### STATED EXERCISE
Copy the records below, swapping each occurrence of "chevron-down-icon" for "arrow-down-icon" and leaving everything else unchanged.

(Entries from a dataset)
[Begin]
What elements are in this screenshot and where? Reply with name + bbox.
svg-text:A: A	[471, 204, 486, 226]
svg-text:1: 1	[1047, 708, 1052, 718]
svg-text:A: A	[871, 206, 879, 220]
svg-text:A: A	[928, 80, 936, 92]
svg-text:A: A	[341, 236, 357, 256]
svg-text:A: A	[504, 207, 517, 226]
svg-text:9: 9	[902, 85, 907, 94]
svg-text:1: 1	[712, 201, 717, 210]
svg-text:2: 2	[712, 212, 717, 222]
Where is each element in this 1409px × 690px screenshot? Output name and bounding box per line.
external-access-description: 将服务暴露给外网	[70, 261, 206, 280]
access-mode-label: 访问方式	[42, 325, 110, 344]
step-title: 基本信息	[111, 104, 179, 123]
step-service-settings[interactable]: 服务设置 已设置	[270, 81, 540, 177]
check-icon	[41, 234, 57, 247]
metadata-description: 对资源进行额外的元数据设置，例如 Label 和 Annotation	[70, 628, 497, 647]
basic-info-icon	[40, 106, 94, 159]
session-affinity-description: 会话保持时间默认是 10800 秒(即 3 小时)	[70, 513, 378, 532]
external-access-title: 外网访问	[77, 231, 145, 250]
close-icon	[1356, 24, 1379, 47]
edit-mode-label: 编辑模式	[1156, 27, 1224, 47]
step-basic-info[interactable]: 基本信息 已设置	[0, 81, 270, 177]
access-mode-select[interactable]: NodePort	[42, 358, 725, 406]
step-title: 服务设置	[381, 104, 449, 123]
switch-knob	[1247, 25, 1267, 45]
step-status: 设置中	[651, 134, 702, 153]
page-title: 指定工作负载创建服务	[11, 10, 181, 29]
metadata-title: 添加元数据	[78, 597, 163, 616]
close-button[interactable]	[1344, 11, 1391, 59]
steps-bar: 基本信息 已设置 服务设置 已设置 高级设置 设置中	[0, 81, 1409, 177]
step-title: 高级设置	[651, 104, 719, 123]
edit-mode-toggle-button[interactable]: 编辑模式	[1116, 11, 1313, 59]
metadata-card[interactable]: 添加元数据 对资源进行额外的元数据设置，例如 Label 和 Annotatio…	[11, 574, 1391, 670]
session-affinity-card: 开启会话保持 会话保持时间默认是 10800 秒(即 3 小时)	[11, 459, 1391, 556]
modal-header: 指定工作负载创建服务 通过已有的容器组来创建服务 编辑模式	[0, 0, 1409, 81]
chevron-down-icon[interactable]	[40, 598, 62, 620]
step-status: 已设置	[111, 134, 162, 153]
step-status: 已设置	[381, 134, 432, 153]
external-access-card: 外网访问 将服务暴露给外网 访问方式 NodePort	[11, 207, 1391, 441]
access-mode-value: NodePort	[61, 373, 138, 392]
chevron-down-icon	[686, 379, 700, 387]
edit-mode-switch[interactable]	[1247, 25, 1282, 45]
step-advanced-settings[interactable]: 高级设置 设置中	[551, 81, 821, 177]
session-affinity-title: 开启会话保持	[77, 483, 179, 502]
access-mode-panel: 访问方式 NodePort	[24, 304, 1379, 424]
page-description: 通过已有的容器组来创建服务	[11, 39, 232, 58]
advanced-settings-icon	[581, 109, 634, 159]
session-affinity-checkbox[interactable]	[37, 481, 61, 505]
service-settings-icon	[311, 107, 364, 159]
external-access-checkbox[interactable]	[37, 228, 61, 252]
[End]
### THE COMPLETED TASK
What elements are in this screenshot and where? Reply with name + bbox.
svg-text:A: A	[471, 204, 486, 226]
svg-text:1: 1	[1047, 708, 1052, 718]
svg-text:A: A	[871, 206, 879, 220]
svg-text:A: A	[928, 80, 936, 92]
svg-text:A: A	[341, 236, 357, 256]
svg-text:A: A	[504, 207, 517, 226]
svg-text:9: 9	[902, 85, 907, 94]
svg-text:1: 1	[712, 201, 717, 210]
svg-text:2: 2	[712, 212, 717, 222]
Where is each element in this 1409px × 690px screenshot? Output name and bounding box per line.
external-access-description: 将服务暴露给外网	[70, 261, 206, 280]
access-mode-label: 访问方式	[42, 325, 110, 344]
step-title: 基本信息	[111, 104, 179, 123]
step-service-settings[interactable]: 服务设置 已设置	[270, 81, 540, 177]
check-icon	[41, 234, 57, 247]
metadata-description: 对资源进行额外的元数据设置，例如 Label 和 Annotation	[70, 628, 497, 647]
basic-info-icon	[40, 106, 94, 159]
session-affinity-description: 会话保持时间默认是 10800 秒(即 3 小时)	[70, 513, 378, 532]
external-access-title: 外网访问	[77, 231, 145, 250]
close-icon	[1356, 24, 1379, 47]
edit-mode-label: 编辑模式	[1156, 27, 1224, 47]
step-basic-info[interactable]: 基本信息 已设置	[0, 81, 270, 177]
access-mode-select[interactable]: NodePort	[42, 358, 725, 406]
step-title: 服务设置	[381, 104, 449, 123]
switch-knob	[1247, 25, 1267, 45]
step-status: 设置中	[651, 134, 702, 153]
page-title: 指定工作负载创建服务	[11, 10, 181, 29]
metadata-title: 添加元数据	[78, 597, 163, 616]
close-button[interactable]	[1344, 11, 1391, 59]
steps-bar: 基本信息 已设置 服务设置 已设置 高级设置 设置中	[0, 81, 1409, 177]
step-title: 高级设置	[651, 104, 719, 123]
edit-mode-toggle-button[interactable]: 编辑模式	[1116, 11, 1313, 59]
metadata-card[interactable]: 添加元数据 对资源进行额外的元数据设置，例如 Label 和 Annotatio…	[11, 574, 1391, 670]
session-affinity-card: 开启会话保持 会话保持时间默认是 10800 秒(即 3 小时)	[11, 459, 1391, 556]
modal-header: 指定工作负载创建服务 通过已有的容器组来创建服务 编辑模式	[0, 0, 1409, 81]
arrow-down-icon[interactable]	[40, 598, 62, 620]
step-status: 已设置	[111, 134, 162, 153]
step-status: 已设置	[381, 134, 432, 153]
external-access-card: 外网访问 将服务暴露给外网 访问方式 NodePort	[11, 207, 1391, 441]
access-mode-value: NodePort	[61, 373, 138, 392]
arrow-down-icon	[686, 379, 700, 387]
edit-mode-switch[interactable]	[1247, 25, 1282, 45]
step-advanced-settings[interactable]: 高级设置 设置中	[551, 81, 821, 177]
session-affinity-title: 开启会话保持	[77, 483, 179, 502]
access-mode-panel: 访问方式 NodePort	[24, 304, 1379, 424]
page-description: 通过已有的容器组来创建服务	[11, 39, 232, 58]
advanced-settings-icon	[581, 109, 634, 159]
session-affinity-checkbox[interactable]	[37, 481, 61, 505]
service-settings-icon	[311, 107, 364, 159]
external-access-checkbox[interactable]	[37, 228, 61, 252]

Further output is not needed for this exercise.